(Saved entries)
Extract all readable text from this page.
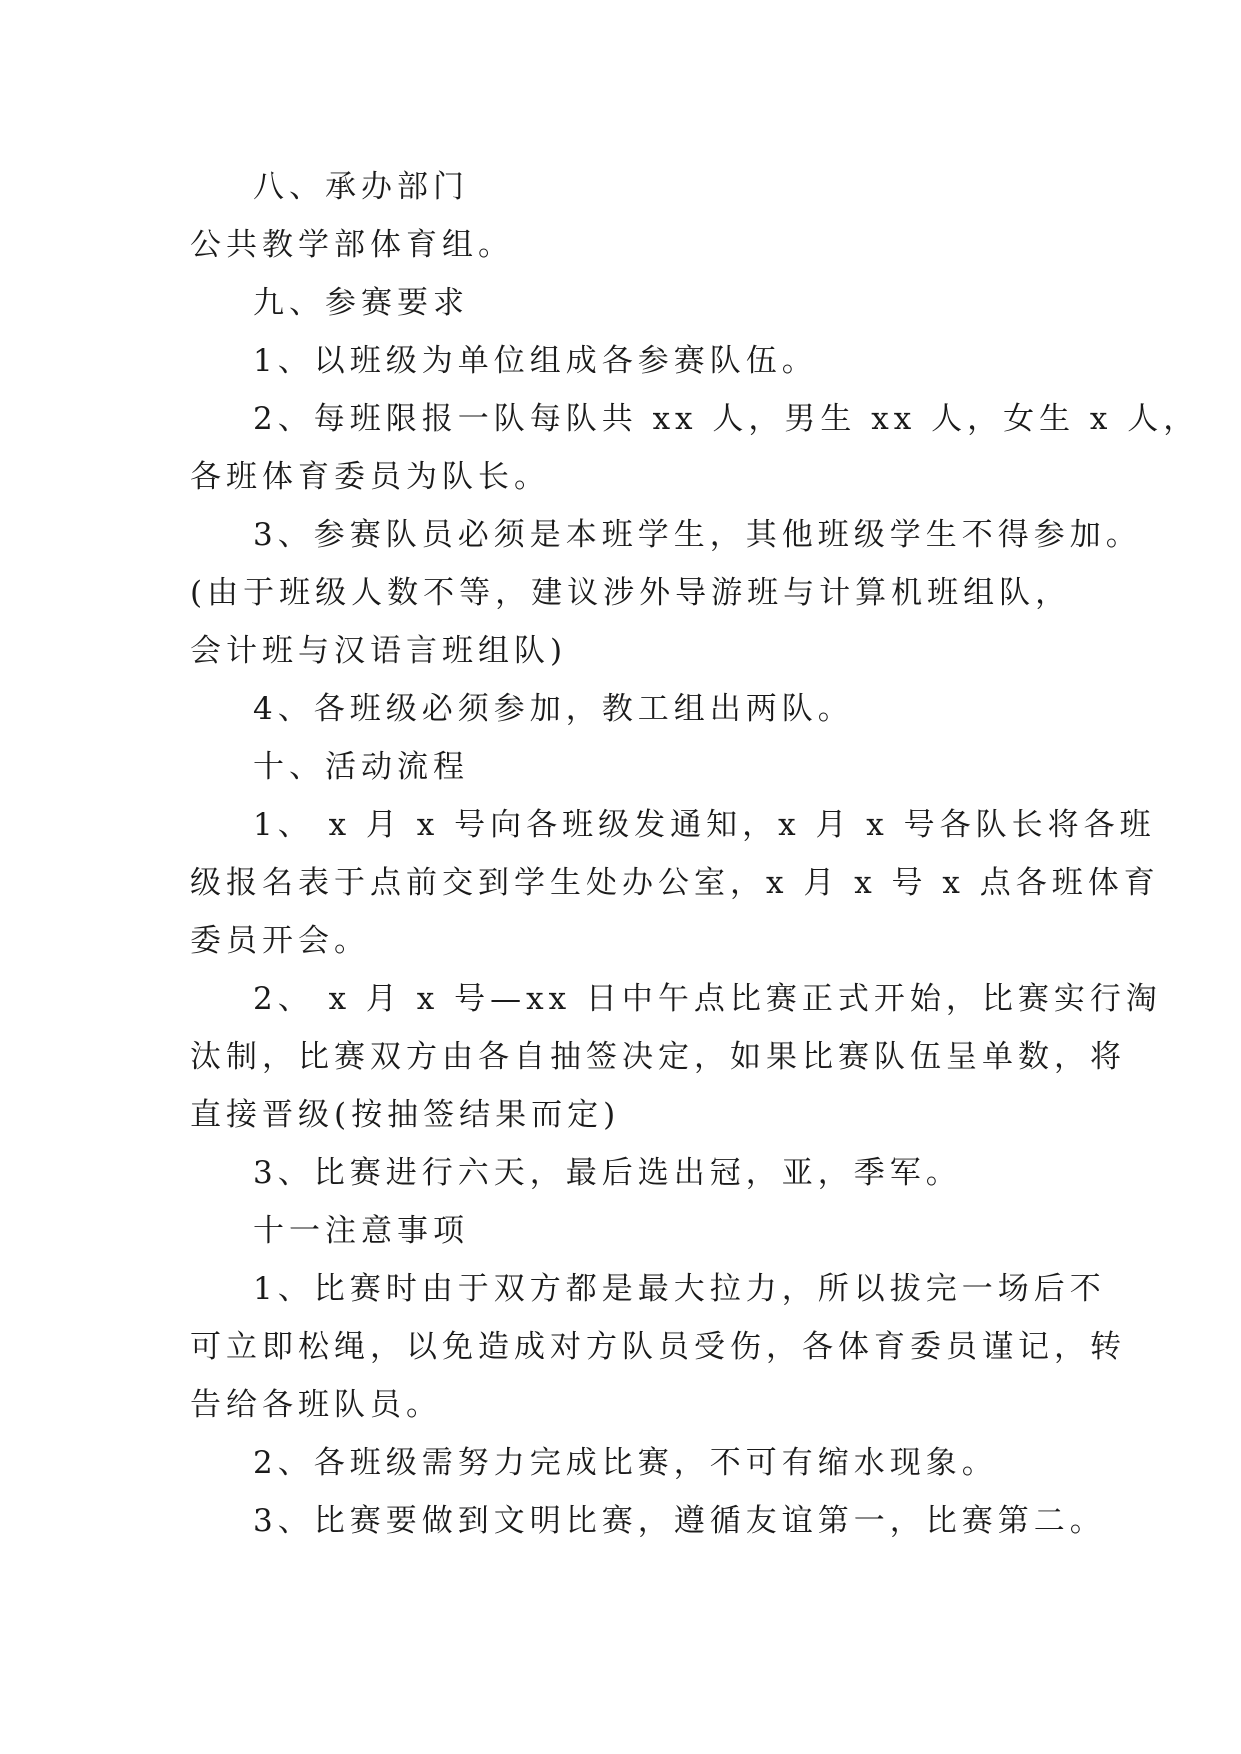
八、承办部门

公共教学部体育组。

九、参赛要求

1、以班级为单位组成各参赛队伍。

2、每班限报一队每队共 xx 人，男生 xx 人，女生 x 人，

各班体育委员为队长。

3、参赛队员必须是本班学生，其他班级学生不得参加。

(由于班级人数不等，建议涉外导游班与计算机班组队，

会计班与汉语言班组队)

4、各班级必须参加，教工组出两队。

十、活动流程

1、 x 月 x 号向各班级发通知，x 月 x 号各队长将各班

级报名表于点前交到学生处办公室，x 月 x 号 x 点各班体育

委员开会。

2、 x 月 x 号—xx 日中午点比赛正式开始，比赛实行淘

汰制，比赛双方由各自抽签决定，如果比赛队伍呈单数，将

直接晋级(按抽签结果而定)

3、比赛进行六天，最后选出冠，亚，季军。

十一注意事项

1、比赛时由于双方都是最大拉力，所以拔完一场后不

可立即松绳，以免造成对方队员受伤，各体育委员谨记，转

告给各班队员。

2、各班级需努力完成比赛，不可有缩水现象。

3、比赛要做到文明比赛，遵循友谊第一，比赛第二。
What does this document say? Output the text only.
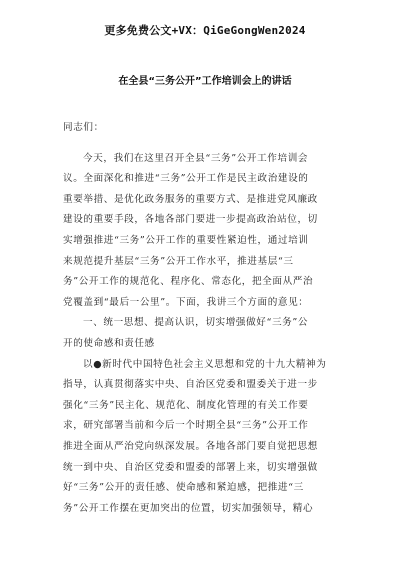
更多免费公文+VX：QiGeGongWen2024
在全县“三务公开”工作培训会上的讲话
同志们：
今天，我们在这里召开全县“三务”公开工作培训会
议。全面深化和推进“三务”公开工作是民主政治建设的
重要举措、是优化政务服务的重要方式、是推进党风廉政
建设的重要手段，各地各部门要进一步提高政治站位，切
实增强推进“三务”公开工作的重要性紧迫性，通过培训
来规范提升基层“三务”公开工作水平，推进基层“三
务”公开工作的规范化、程序化、常态化，把全面从严治
党覆盖到“最后一公里”。下面，我讲三个方面的意见：
一、统一思想、提高认识，切实增强做好“三务”公
开的使命感和责任感
以●新时代中国特色社会主义思想和党的十九大精神为
指导，认真贯彻落实中央、自治区党委和盟委关于进一步
强化“三务”民主化、规范化、制度化管理的有关工作要
求，研究部署当前和今后一个时期全县“三务”公开工作
推进全面从严治党向纵深发展。各地各部门要自觉把思想
统一到中央、自治区党委和盟委的部署上来，切实增强做
好“三务”公开的责任感、使命感和紧迫感，把推进“三
务”公开工作摆在更加突出的位置，切实加强领导，精心
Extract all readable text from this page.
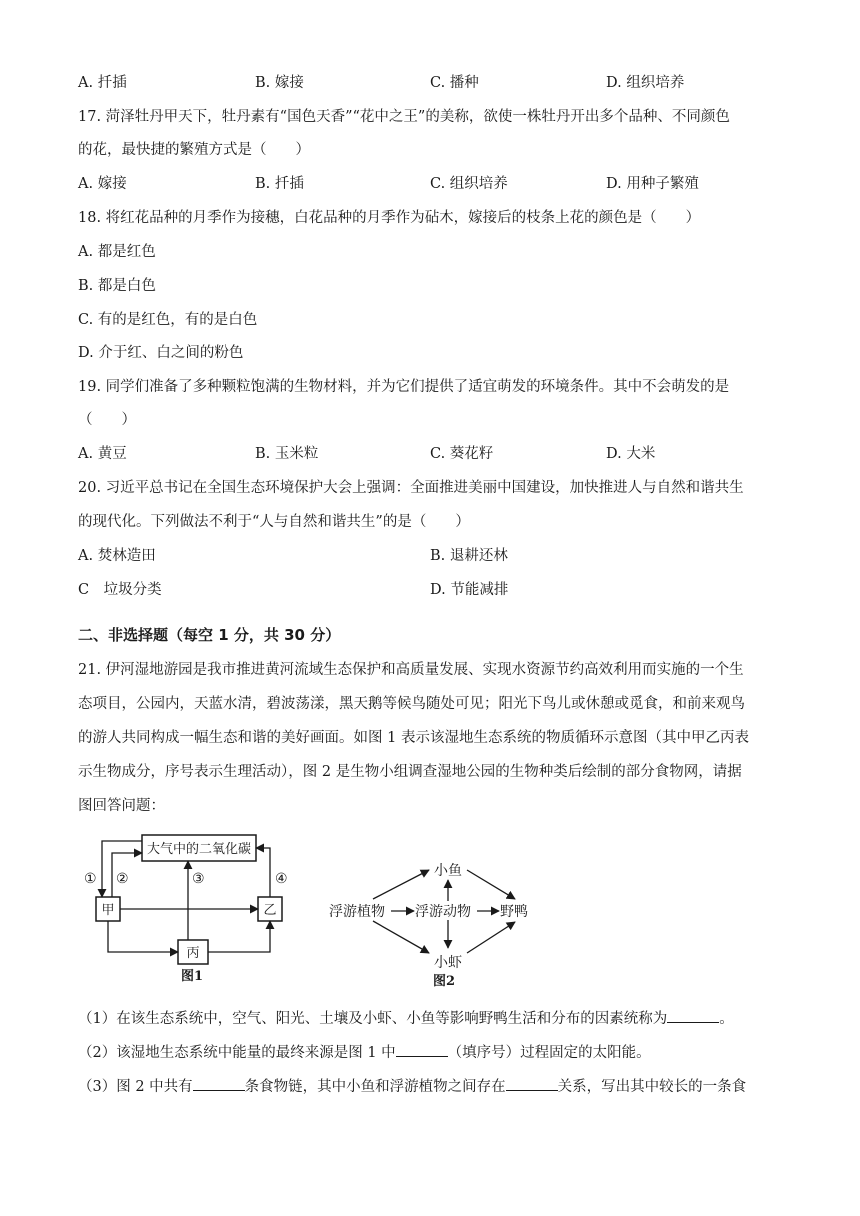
A. 扦插	B. 嫁接	C. 播种	D. 组织培养
17. 菏泽牡丹甲天下，牡丹素有“国色天香”“花中之王”的美称，欲使一株牡丹开出多个品种、不同颜色
的花，最快捷的繁殖方式是（　　）
A. 嫁接	B. 扦插	C. 组织培养	D. 用种子繁殖
18. 将红花品种的月季作为接穗，白花品种的月季作为砧木，嫁接后的枝条上花的颜色是（　　）
A. 都是红色
B. 都是白色
C. 有的是红色，有的是白色
D. 介于红、白之间的粉色
19. 同学们准备了多种颗粒饱满的生物材料，并为它们提供了适宜萌发的环境条件。其中不会萌发的是
（　　）
A. 黄豆	B. 玉米粒	C. 葵花籽	D. 大米
20. 习近平总书记在全国生态环境保护大会上强调：全面推进美丽中国建设，加快推进人与自然和谐共生
的现代化。下列做法不利于“人与自然和谐共生”的是（　　）
A. 焚林造田	B. 退耕还林
C　垃圾分类	D. 节能减排
二、非选择题（每空 1 分，共 30 分）
21. 伊河湿地游园是我市推进黄河流域生态保护和高质量发展、实现水资源节约高效利用而实施的一个生
态项目，公园内，天蓝水清，碧波荡漾，黑天鹅等候鸟随处可见；阳光下鸟儿或休憩或觅食，和前来观鸟
的游人共同构成一幅生态和谐的美好画面。如图 1 表示该湿地生态系统的物质循环示意图（其中甲乙丙表
示生物成分，序号表示生理活动），图 2 是生物小组调查湿地公园的生物种类后绘制的部分食物网，请据
图回答问题：
大气中的二氧化碳
甲	乙
丙
① ②	③	④
图1
小鱼
浮游植物 浮游动物 野鸭
小虾
图2
（1）在该生态系统中，空气、阳光、土壤及小虾、小鱼等影响野鸭生活和分布的因素统称为	。
（2）该湿地生态系统中能量的最终来源是图 1 中	（填序号）过程固定的太阳能。
（3）图 2 中共有	条食物链，其中小鱼和浮游植物之间存在	关系，写出其中较长的一条食
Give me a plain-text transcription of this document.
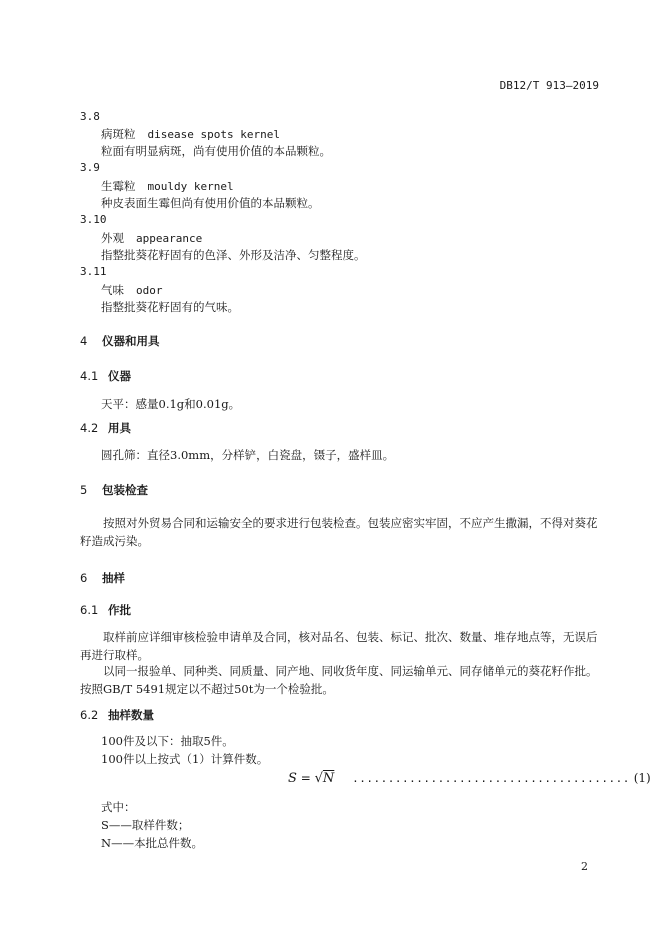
DB12/T 913—2019
3.8
病斑粒 disease spots kernel
粒面有明显病斑，尚有使用价值的本品颗粒。
3.9
生霉粒 mouldy kernel
种皮表面生霉但尚有使用价值的本品颗粒。
3.10
外观 appearance
指整批葵花籽固有的色泽、外形及洁净、匀整程度。
3.11
气味 odor
指整批葵花籽固有的气味。
4 仪器和用具
4.1 仪器
天平：感量0.1g和0.01g。
4.2 用具
圆孔筛：直径3.0mm，分样铲，白瓷盘，镊子，盛样皿。
5 包装检查
按照对外贸易合同和运输安全的要求进行包装检查。包装应密实牢固，不应产生撒漏，不得对葵花籽造成污染。
6 抽样
6.1 作批
取样前应详细审核检验申请单及合同，核对品名、包装、标记、批次、数量、堆存地点等，无误后再进行取样。
以同一报验单、同种类、同质量、同产地、同收货年度、同运输单元、同存储单元的葵花籽作批。按照GB/T 5491规定以不超过50t为一个检验批。
6.2 抽样数量
100件及以下：抽取5件。
100件以上按式（1）计算件数。
S = √N ....................................... (1)
式中：
S——取样件数；
N——本批总件数。
2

PROBLEM STATEMENT: Your task is to pick out every line with the string "this" and copy it.

WRITTEN RESPONSE:
Extract all readable text from this page.
What does this document say? Output the text only.
Extract all readable text from this page.
Give me a plain-text transcription of this document.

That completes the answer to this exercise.